* Task goal
Find the lines holding the word "إطلاق" and collect them.

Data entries
═══
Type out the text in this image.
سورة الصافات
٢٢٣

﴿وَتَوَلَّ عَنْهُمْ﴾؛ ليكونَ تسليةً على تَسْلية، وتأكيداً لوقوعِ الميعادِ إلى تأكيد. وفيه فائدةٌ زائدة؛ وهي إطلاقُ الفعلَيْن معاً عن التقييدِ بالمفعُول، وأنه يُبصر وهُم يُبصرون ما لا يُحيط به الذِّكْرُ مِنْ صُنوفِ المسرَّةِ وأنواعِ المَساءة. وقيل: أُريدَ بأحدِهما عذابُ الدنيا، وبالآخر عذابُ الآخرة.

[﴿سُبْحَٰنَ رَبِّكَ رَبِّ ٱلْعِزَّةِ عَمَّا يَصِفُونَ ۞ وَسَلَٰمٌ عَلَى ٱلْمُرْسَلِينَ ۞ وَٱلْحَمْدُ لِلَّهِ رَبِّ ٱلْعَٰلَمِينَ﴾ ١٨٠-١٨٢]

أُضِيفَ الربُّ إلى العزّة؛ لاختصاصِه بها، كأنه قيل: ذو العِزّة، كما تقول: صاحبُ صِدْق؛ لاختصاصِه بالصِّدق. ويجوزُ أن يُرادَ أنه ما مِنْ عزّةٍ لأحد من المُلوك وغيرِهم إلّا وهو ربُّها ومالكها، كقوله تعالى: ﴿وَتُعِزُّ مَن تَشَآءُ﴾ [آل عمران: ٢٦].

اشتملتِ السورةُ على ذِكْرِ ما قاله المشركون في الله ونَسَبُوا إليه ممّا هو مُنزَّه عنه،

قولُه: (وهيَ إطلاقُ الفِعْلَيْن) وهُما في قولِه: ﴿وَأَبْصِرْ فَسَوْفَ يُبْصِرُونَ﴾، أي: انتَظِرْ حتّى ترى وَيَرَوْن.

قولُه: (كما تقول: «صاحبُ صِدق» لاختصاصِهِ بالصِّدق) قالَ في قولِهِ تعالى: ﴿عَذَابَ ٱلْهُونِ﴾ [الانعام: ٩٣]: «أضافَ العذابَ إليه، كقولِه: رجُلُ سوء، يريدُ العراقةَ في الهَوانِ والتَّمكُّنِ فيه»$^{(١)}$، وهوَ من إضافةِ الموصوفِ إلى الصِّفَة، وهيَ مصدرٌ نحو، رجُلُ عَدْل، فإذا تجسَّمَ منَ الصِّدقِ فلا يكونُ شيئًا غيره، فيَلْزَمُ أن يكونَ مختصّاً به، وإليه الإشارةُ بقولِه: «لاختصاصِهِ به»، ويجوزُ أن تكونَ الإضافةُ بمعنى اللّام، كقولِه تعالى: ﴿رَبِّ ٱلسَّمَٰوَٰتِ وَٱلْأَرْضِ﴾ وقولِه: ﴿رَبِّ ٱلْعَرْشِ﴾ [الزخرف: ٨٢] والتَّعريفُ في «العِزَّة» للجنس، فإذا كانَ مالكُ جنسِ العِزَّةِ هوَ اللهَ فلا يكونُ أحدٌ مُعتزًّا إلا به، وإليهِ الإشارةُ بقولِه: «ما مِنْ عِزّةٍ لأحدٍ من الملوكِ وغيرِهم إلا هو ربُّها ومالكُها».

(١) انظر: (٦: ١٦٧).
═══
* Exercise answer
﴿وَتَوَلَّ عَنْهُمْ﴾؛ ليكونَ تسليةً على تَسْلية، وتأكيداً لوقوعِ الميعادِ إلى تأكيد. وفيه فائدةٌ زائدة؛ وهي إطلاقُ الفعلَيْن معاً عن التقييدِ بالمفعُول، وأنه يُبصر وهُم يُبصرون ما لا يُحيط به الذِّكْرُ مِنْ صُنوفِ المسرَّةِ وأنواعِ المَساءة. وقيل: أُريدَ بأحدِهما عذابُ الدنيا، وبالآخر عذابُ الآخرة.
قولُه: (وهيَ إطلاقُ الفِعْلَيْن) وهُما في قولِه: ﴿وَأَبْصِرْ فَسَوْفَ يُبْصِرُونَ﴾، أي: انتَظِرْ حتّى ترى وَيَرَوْن.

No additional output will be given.